TASK DETAILS:
Pull out all lines from the listing below in which the word "CHRISTVM" appears.

[Collection entries]
....

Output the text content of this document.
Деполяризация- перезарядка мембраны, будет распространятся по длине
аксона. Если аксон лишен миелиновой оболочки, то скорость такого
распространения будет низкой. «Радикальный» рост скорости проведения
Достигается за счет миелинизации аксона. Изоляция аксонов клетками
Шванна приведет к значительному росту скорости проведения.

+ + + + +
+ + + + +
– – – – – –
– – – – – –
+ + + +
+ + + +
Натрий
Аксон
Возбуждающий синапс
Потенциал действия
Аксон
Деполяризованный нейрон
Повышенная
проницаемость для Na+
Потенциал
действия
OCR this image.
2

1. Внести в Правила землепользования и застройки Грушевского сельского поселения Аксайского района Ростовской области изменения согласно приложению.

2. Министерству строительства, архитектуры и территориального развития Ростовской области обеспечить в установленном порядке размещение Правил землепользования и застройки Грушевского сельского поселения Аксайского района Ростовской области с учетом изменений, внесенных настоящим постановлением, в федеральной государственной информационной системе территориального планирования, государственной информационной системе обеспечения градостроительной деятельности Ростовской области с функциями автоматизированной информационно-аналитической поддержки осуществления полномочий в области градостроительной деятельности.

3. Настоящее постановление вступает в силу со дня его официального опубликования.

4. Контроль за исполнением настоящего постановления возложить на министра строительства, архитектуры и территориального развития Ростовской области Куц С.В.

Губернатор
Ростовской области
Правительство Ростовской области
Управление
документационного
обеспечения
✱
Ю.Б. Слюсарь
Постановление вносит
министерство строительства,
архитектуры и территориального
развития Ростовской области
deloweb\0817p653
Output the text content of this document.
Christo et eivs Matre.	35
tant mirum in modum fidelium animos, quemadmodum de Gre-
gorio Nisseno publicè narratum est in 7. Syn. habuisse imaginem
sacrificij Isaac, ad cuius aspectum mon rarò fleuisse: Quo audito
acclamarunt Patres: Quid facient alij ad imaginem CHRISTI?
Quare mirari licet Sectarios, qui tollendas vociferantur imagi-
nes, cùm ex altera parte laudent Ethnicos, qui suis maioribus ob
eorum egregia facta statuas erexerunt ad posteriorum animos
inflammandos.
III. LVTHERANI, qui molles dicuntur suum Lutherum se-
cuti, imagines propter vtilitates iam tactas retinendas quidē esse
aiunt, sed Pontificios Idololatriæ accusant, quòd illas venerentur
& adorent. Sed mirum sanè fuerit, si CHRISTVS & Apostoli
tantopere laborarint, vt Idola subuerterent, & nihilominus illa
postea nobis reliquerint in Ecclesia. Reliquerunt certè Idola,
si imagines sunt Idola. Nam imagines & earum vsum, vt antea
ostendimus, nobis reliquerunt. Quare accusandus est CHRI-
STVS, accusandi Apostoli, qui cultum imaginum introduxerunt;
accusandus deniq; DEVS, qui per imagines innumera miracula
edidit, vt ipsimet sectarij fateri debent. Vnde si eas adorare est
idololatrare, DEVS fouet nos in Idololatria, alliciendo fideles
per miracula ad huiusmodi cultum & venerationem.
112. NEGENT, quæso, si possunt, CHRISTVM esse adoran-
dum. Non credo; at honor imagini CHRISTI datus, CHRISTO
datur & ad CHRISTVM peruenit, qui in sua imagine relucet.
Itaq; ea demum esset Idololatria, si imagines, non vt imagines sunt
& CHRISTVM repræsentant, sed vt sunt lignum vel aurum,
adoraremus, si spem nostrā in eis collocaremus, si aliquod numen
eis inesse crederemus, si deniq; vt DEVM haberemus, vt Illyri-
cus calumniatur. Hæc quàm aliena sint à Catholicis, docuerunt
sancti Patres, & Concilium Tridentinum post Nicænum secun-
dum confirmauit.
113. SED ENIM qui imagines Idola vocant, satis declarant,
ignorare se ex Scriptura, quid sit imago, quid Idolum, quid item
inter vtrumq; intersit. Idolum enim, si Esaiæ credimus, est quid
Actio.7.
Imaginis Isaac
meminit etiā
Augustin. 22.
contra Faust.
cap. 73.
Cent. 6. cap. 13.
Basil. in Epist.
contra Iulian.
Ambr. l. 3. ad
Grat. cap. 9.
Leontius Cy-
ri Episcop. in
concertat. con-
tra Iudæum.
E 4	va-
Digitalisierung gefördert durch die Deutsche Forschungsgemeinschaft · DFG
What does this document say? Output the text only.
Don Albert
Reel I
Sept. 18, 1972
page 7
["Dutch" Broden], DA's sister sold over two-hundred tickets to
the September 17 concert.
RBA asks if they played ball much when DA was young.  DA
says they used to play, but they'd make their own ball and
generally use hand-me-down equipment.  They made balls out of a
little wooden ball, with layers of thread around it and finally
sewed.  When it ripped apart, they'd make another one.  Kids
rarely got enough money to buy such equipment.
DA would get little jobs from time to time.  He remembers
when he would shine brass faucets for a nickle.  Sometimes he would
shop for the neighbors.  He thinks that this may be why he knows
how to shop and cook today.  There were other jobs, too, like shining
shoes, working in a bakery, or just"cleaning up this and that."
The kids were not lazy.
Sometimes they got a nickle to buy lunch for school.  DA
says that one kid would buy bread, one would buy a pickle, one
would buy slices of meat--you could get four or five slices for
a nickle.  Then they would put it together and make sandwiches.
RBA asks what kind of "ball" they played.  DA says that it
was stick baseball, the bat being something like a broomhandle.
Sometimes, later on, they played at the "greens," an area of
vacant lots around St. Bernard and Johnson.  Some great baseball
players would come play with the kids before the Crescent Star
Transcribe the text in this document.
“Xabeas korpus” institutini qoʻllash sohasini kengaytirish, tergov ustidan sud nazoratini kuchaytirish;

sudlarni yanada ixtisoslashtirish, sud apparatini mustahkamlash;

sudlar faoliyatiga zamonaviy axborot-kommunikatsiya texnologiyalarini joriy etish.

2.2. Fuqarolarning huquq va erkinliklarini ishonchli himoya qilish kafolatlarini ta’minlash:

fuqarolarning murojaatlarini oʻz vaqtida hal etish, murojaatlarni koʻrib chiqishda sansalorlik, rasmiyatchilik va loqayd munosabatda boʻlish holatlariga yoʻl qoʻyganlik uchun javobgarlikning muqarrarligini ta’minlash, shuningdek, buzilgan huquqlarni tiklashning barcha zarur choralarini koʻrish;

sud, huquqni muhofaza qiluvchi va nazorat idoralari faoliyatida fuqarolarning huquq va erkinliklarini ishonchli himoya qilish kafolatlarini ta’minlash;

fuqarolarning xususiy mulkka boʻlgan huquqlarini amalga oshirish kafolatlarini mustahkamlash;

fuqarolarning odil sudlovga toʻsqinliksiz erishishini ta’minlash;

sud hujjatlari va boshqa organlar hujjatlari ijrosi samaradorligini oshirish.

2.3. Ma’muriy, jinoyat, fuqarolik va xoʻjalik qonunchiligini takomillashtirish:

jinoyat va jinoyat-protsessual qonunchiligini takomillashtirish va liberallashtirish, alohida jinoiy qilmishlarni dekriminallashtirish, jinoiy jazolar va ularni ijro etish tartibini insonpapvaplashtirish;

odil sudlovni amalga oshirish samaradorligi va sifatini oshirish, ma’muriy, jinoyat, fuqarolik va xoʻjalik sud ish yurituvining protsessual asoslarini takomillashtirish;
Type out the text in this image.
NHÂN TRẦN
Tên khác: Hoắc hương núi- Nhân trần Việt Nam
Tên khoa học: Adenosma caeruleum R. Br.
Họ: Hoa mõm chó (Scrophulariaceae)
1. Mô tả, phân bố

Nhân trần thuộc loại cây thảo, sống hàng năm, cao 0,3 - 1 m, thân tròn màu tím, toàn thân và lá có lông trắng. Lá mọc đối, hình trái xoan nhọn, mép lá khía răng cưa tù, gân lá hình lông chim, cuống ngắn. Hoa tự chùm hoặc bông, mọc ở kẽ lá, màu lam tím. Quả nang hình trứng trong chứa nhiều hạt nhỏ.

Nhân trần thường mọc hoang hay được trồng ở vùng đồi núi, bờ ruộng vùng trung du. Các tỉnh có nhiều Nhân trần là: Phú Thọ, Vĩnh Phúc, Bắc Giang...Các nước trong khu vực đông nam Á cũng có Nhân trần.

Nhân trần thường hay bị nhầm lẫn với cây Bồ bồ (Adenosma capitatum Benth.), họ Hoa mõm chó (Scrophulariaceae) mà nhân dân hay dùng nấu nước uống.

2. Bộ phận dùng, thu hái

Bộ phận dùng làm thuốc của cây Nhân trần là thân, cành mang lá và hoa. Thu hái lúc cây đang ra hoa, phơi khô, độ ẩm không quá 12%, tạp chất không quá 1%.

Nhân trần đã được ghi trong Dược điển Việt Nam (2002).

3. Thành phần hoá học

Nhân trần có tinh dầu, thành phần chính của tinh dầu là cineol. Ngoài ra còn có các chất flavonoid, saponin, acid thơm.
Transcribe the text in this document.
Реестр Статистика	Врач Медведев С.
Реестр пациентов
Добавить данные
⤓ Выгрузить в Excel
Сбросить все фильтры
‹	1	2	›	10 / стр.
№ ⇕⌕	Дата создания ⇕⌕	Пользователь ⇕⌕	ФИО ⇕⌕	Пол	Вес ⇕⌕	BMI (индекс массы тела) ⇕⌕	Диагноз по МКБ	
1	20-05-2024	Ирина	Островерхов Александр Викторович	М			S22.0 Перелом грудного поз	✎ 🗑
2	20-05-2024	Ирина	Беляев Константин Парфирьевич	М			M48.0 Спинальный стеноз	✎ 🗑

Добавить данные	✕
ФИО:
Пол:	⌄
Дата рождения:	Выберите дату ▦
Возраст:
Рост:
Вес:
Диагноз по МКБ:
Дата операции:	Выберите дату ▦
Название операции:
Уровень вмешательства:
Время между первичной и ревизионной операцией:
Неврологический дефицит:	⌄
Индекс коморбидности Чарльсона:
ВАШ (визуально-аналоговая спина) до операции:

....

RESPONSE:
112. NEGENT, quæso, si possunt, CHRISTVM esse adoran-
datur & ad CHRISTVM peruenit, qui in sua imagine relucet.
& CHRISTVM repræsentant, sed vt sunt lignum vel aurum,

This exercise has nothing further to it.